** Exercise brief **
Take the entries below and reproduce them word for word.

** Data entries **
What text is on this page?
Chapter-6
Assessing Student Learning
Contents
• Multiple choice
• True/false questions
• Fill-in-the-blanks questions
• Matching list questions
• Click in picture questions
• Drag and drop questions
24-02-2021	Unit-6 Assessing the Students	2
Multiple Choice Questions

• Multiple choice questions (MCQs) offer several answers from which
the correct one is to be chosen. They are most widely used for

** Full solution **
What text is on this page?
Chapter-6
Assessing Student Learning
Contents
• Multiple choice
• True/false questions
• Fill-in-the-blanks questions
• Matching list questions
• Click in picture questions
• Drag and drop questions
24-02-2021	Unit-6 Assessing the Students	2
Multiple Choice Questions

• Multiple choice questions (MCQs) offer several answers from which
the correct one is to be chosen. They are most widely used for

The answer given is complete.